--- START OF Records supplied ---

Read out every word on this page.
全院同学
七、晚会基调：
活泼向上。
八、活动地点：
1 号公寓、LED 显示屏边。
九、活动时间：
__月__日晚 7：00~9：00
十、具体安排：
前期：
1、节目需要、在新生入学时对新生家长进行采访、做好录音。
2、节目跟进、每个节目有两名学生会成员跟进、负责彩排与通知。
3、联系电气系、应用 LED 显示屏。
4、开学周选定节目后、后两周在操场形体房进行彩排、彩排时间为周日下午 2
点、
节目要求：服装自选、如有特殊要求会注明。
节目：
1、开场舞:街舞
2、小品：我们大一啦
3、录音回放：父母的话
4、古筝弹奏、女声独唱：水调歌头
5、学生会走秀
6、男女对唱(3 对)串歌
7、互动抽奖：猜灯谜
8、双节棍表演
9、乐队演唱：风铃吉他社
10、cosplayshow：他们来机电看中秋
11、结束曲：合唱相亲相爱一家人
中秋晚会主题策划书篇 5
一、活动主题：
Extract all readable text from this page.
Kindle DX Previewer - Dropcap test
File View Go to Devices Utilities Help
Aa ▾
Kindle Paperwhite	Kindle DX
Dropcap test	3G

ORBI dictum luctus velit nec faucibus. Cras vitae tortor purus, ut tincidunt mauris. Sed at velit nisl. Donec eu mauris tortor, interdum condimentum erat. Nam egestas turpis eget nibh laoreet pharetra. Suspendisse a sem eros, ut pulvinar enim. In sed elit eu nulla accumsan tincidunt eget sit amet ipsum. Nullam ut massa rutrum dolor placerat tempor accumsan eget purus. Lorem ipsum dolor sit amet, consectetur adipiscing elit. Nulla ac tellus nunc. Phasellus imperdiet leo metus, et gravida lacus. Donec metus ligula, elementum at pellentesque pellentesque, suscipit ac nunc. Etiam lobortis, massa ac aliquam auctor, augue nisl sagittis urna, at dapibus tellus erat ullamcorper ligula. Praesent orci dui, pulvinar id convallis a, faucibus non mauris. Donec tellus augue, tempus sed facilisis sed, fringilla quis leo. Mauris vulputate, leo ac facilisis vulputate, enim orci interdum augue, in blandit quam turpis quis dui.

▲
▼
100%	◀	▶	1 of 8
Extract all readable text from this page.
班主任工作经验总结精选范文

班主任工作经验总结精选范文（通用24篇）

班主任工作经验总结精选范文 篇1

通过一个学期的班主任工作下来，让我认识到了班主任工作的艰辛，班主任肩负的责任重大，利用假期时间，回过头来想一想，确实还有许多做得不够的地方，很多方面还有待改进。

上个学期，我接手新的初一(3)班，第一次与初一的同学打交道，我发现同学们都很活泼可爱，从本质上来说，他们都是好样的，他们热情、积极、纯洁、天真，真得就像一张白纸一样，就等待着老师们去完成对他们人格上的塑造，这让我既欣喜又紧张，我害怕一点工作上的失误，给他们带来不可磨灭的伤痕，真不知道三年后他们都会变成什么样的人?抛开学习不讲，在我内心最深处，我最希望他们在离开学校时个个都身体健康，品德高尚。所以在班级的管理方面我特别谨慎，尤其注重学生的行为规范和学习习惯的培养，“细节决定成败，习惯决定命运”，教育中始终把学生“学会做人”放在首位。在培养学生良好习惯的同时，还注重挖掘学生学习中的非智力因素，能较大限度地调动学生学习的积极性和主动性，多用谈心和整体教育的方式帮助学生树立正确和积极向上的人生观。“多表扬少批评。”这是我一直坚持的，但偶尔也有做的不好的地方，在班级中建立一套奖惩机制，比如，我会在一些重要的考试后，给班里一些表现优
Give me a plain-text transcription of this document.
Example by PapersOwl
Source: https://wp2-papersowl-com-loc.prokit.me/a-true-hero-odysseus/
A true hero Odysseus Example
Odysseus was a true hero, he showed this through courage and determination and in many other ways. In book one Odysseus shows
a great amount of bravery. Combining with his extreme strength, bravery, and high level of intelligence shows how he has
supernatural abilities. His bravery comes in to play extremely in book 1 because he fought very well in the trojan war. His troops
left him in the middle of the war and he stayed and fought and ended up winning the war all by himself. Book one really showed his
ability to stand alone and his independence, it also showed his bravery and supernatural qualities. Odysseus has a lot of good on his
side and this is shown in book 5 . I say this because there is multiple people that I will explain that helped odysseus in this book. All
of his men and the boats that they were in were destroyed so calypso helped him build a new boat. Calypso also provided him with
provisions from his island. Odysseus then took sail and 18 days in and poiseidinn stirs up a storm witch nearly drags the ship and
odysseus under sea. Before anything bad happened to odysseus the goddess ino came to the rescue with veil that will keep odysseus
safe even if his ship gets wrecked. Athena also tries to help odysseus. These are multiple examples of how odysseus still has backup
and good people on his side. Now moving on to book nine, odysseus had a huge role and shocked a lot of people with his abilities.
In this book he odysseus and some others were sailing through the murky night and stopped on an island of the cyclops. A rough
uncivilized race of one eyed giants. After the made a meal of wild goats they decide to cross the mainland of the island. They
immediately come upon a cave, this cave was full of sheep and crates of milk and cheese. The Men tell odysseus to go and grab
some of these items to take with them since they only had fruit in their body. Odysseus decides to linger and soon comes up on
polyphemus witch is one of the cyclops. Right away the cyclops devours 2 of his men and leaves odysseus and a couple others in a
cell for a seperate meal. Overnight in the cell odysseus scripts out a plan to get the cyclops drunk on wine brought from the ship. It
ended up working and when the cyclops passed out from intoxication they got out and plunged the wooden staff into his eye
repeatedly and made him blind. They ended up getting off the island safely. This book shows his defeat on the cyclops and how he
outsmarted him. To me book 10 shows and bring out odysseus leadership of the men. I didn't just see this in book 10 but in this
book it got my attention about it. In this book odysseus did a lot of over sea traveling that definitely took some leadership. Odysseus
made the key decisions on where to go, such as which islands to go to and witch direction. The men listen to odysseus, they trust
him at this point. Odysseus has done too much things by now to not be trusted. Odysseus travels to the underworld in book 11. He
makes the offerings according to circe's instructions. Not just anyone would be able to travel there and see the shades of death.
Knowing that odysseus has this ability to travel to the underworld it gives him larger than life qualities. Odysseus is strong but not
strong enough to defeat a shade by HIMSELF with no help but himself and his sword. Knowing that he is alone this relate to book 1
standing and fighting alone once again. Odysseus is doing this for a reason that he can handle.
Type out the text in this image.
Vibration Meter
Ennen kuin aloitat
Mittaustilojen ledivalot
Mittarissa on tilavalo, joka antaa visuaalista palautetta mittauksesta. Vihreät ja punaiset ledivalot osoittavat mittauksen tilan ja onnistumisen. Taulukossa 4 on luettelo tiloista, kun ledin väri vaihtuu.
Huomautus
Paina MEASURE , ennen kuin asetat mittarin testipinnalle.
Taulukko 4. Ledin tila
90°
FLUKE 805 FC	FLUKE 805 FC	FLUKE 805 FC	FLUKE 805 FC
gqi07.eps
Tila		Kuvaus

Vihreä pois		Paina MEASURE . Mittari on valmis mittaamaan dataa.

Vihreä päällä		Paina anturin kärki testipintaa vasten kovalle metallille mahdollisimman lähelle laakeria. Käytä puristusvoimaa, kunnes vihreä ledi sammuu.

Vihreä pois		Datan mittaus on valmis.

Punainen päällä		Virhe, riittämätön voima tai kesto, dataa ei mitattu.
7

--- END OF Records supplied ---

→ **Prompt**: Return all the data above once more, precisely as given.

→ **Problem solution**:
Read out every word on this page.
全院同学
七、晚会基调：
活泼向上。
八、活动地点：
1 号公寓、LED 显示屏边。
九、活动时间：
__月__日晚 7：00~9：00
十、具体安排：
前期：
1、节目需要、在新生入学时对新生家长进行采访、做好录音。
2、节目跟进、每个节目有两名学生会成员跟进、负责彩排与通知。
3、联系电气系、应用 LED 显示屏。
4、开学周选定节目后、后两周在操场形体房进行彩排、彩排时间为周日下午 2
点、
节目要求：服装自选、如有特殊要求会注明。
节目：
1、开场舞:街舞
2、小品：我们大一啦
3、录音回放：父母的话
4、古筝弹奏、女声独唱：水调歌头
5、学生会走秀
6、男女对唱(3 对)串歌
7、互动抽奖：猜灯谜
8、双节棍表演
9、乐队演唱：风铃吉他社
10、cosplayshow：他们来机电看中秋
11、结束曲：合唱相亲相爱一家人
中秋晚会主题策划书篇 5
一、活动主题：
Extract all readable text from this page.
Kindle DX Previewer - Dropcap test
File View Go to Devices Utilities Help
Aa ▾
Kindle Paperwhite	Kindle DX
Dropcap test	3G

ORBI dictum luctus velit nec faucibus. Cras vitae tortor purus, ut tincidunt mauris. Sed at velit nisl. Donec eu mauris tortor, interdum condimentum erat. Nam egestas turpis eget nibh laoreet pharetra. Suspendisse a sem eros, ut pulvinar enim. In sed elit eu nulla accumsan tincidunt eget sit amet ipsum. Nullam ut massa rutrum dolor placerat tempor accumsan eget purus. Lorem ipsum dolor sit amet, consectetur adipiscing elit. Nulla ac tellus nunc. Phasellus imperdiet leo metus, et gravida lacus. Donec metus ligula, elementum at pellentesque pellentesque, suscipit ac nunc. Etiam lobortis, massa ac aliquam auctor, augue nisl sagittis urna, at dapibus tellus erat ullamcorper ligula. Praesent orci dui, pulvinar id convallis a, faucibus non mauris. Donec tellus augue, tempus sed facilisis sed, fringilla quis leo. Mauris vulputate, leo ac facilisis vulputate, enim orci interdum augue, in blandit quam turpis quis dui.

▲
▼
100%	◀	▶	1 of 8
Extract all readable text from this page.
班主任工作经验总结精选范文

班主任工作经验总结精选范文（通用24篇）

班主任工作经验总结精选范文 篇1

通过一个学期的班主任工作下来，让我认识到了班主任工作的艰辛，班主任肩负的责任重大，利用假期时间，回过头来想一想，确实还有许多做得不够的地方，很多方面还有待改进。

上个学期，我接手新的初一(3)班，第一次与初一的同学打交道，我发现同学们都很活泼可爱，从本质上来说，他们都是好样的，他们热情、积极、纯洁、天真，真得就像一张白纸一样，就等待着老师们去完成对他们人格上的塑造，这让我既欣喜又紧张，我害怕一点工作上的失误，给他们带来不可磨灭的伤痕，真不知道三年后他们都会变成什么样的人?抛开学习不讲，在我内心最深处，我最希望他们在离开学校时个个都身体健康，品德高尚。所以在班级的管理方面我特别谨慎，尤其注重学生的行为规范和学习习惯的培养，“细节决定成败，习惯决定命运”，教育中始终把学生“学会做人”放在首位。在培养学生良好习惯的同时，还注重挖掘学生学习中的非智力因素，能较大限度地调动学生学习的积极性和主动性，多用谈心和整体教育的方式帮助学生树立正确和积极向上的人生观。“多表扬少批评。”这是我一直坚持的，但偶尔也有做的不好的地方，在班级中建立一套奖惩机制，比如，我会在一些重要的考试后，给班里一些表现优
Give me a plain-text transcription of this document.
Example by PapersOwl
Source: https://wp2-papersowl-com-loc.prokit.me/a-true-hero-odysseus/
A true hero Odysseus Example
Odysseus was a true hero, he showed this through courage and determination and in many other ways. In book one Odysseus shows
a great amount of bravery. Combining with his extreme strength, bravery, and high level of intelligence shows how he has
supernatural abilities. His bravery comes in to play extremely in book 1 because he fought very well in the trojan war. His troops
left him in the middle of the war and he stayed and fought and ended up winning the war all by himself. Book one really showed his
ability to stand alone and his independence, it also showed his bravery and supernatural qualities. Odysseus has a lot of good on his
side and this is shown in book 5 . I say this because there is multiple people that I will explain that helped odysseus in this book. All
of his men and the boats that they were in were destroyed so calypso helped him build a new boat. Calypso also provided him with
provisions from his island. Odysseus then took sail and 18 days in and poiseidinn stirs up a storm witch nearly drags the ship and
odysseus under sea. Before anything bad happened to odysseus the goddess ino came to the rescue with veil that will keep odysseus
safe even if his ship gets wrecked. Athena also tries to help odysseus. These are multiple examples of how odysseus still has backup
and good people on his side. Now moving on to book nine, odysseus had a huge role and shocked a lot of people with his abilities.
In this book he odysseus and some others were sailing through the murky night and stopped on an island of the cyclops. A rough
uncivilized race of one eyed giants. After the made a meal of wild goats they decide to cross the mainland of the island. They
immediately come upon a cave, this cave was full of sheep and crates of milk and cheese. The Men tell odysseus to go and grab
some of these items to take with them since they only had fruit in their body. Odysseus decides to linger and soon comes up on
polyphemus witch is one of the cyclops. Right away the cyclops devours 2 of his men and leaves odysseus and a couple others in a
cell for a seperate meal. Overnight in the cell odysseus scripts out a plan to get the cyclops drunk on wine brought from the ship. It
ended up working and when the cyclops passed out from intoxication they got out and plunged the wooden staff into his eye
repeatedly and made him blind. They ended up getting off the island safely. This book shows his defeat on the cyclops and how he
outsmarted him. To me book 10 shows and bring out odysseus leadership of the men. I didn't just see this in book 10 but in this
book it got my attention about it. In this book odysseus did a lot of over sea traveling that definitely took some leadership. Odysseus
made the key decisions on where to go, such as which islands to go to and witch direction. The men listen to odysseus, they trust
him at this point. Odysseus has done too much things by now to not be trusted. Odysseus travels to the underworld in book 11. He
makes the offerings according to circe's instructions. Not just anyone would be able to travel there and see the shades of death.
Knowing that odysseus has this ability to travel to the underworld it gives him larger than life qualities. Odysseus is strong but not
strong enough to defeat a shade by HIMSELF with no help but himself and his sword. Knowing that he is alone this relate to book 1
standing and fighting alone once again. Odysseus is doing this for a reason that he can handle.
Type out the text in this image.
Vibration Meter
Ennen kuin aloitat
Mittaustilojen ledivalot
Mittarissa on tilavalo, joka antaa visuaalista palautetta mittauksesta. Vihreät ja punaiset ledivalot osoittavat mittauksen tilan ja onnistumisen. Taulukossa 4 on luettelo tiloista, kun ledin väri vaihtuu.
Huomautus
Paina MEASURE , ennen kuin asetat mittarin testipinnalle.
Taulukko 4. Ledin tila
90°
FLUKE 805 FC	FLUKE 805 FC	FLUKE 805 FC	FLUKE 805 FC
gqi07.eps
Tila		Kuvaus

Vihreä pois		Paina MEASURE . Mittari on valmis mittaamaan dataa.

Vihreä päällä		Paina anturin kärki testipintaa vasten kovalle metallille mahdollisimman lähelle laakeria. Käytä puristusvoimaa, kunnes vihreä ledi sammuu.

Vihreä pois		Datan mittaus on valmis.

Punainen päällä		Virhe, riittämätön voima tai kesto, dataa ei mitattu.
7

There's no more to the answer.